DO THIS — Reproduce all of the material word for word.
★ ★ ★
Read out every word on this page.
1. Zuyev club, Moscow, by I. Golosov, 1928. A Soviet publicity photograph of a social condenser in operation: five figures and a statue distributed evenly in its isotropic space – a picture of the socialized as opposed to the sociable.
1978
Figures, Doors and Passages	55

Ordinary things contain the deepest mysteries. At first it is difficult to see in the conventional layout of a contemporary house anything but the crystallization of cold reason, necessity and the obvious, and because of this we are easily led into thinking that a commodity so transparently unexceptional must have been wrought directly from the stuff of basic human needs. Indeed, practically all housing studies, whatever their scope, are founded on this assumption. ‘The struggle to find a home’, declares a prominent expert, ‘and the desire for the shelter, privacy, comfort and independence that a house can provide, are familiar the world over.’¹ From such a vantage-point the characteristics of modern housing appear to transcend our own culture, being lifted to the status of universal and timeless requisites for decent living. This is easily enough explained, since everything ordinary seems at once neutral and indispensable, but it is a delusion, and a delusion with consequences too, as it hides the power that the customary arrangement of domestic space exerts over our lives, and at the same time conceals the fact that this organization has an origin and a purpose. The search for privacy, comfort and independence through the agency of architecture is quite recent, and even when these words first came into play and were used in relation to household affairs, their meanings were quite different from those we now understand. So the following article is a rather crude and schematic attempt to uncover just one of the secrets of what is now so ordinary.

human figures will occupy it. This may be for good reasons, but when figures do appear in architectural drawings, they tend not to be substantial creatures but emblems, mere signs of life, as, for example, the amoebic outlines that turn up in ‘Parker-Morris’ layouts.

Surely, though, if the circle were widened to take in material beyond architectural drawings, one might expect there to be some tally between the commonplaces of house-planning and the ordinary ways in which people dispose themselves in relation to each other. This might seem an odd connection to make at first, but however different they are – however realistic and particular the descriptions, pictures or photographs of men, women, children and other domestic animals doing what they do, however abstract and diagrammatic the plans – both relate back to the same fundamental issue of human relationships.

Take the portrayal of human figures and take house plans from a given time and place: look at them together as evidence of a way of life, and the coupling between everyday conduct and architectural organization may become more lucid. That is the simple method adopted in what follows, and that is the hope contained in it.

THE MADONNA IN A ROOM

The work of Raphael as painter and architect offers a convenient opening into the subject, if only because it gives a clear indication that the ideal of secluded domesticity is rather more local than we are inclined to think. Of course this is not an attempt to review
★ ★ ★
CORRECT RESPONSE —
Read out every word on this page.
1. Zuyev club, Moscow, by I. Golosov, 1928. A Soviet publicity photograph of a social condenser in operation: five figures and a statue distributed evenly in its isotropic space – a picture of the socialized as opposed to the sociable.
1978
Figures, Doors and Passages	55

Ordinary things contain the deepest mysteries. At first it is difficult to see in the conventional layout of a contemporary house anything but the crystallization of cold reason, necessity and the obvious, and because of this we are easily led into thinking that a commodity so transparently unexceptional must have been wrought directly from the stuff of basic human needs. Indeed, practically all housing studies, whatever their scope, are founded on this assumption. ‘The struggle to find a home’, declares a prominent expert, ‘and the desire for the shelter, privacy, comfort and independence that a house can provide, are familiar the world over.’¹ From such a vantage-point the characteristics of modern housing appear to transcend our own culture, being lifted to the status of universal and timeless requisites for decent living. This is easily enough explained, since everything ordinary seems at once neutral and indispensable, but it is a delusion, and a delusion with consequences too, as it hides the power that the customary arrangement of domestic space exerts over our lives, and at the same time conceals the fact that this organization has an origin and a purpose. The search for privacy, comfort and independence through the agency of architecture is quite recent, and even when these words first came into play and were used in relation to household affairs, their meanings were quite different from those we now understand. So the following article is a rather crude and schematic attempt to uncover just one of the secrets of what is now so ordinary.

human figures will occupy it. This may be for good reasons, but when figures do appear in architectural drawings, they tend not to be substantial creatures but emblems, mere signs of life, as, for example, the amoebic outlines that turn up in ‘Parker-Morris’ layouts.

Surely, though, if the circle were widened to take in material beyond architectural drawings, one might expect there to be some tally between the commonplaces of house-planning and the ordinary ways in which people dispose themselves in relation to each other. This might seem an odd connection to make at first, but however different they are – however realistic and particular the descriptions, pictures or photographs of men, women, children and other domestic animals doing what they do, however abstract and diagrammatic the plans – both relate back to the same fundamental issue of human relationships.

Take the portrayal of human figures and take house plans from a given time and place: look at them together as evidence of a way of life, and the coupling between everyday conduct and architectural organization may become more lucid. That is the simple method adopted in what follows, and that is the hope contained in it.

THE MADONNA IN A ROOM

The work of Raphael as painter and architect offers a convenient opening into the subject, if only because it gives a clear indication that the ideal of secluded domesticity is rather more local than we are inclined to think. Of course this is not an attempt to review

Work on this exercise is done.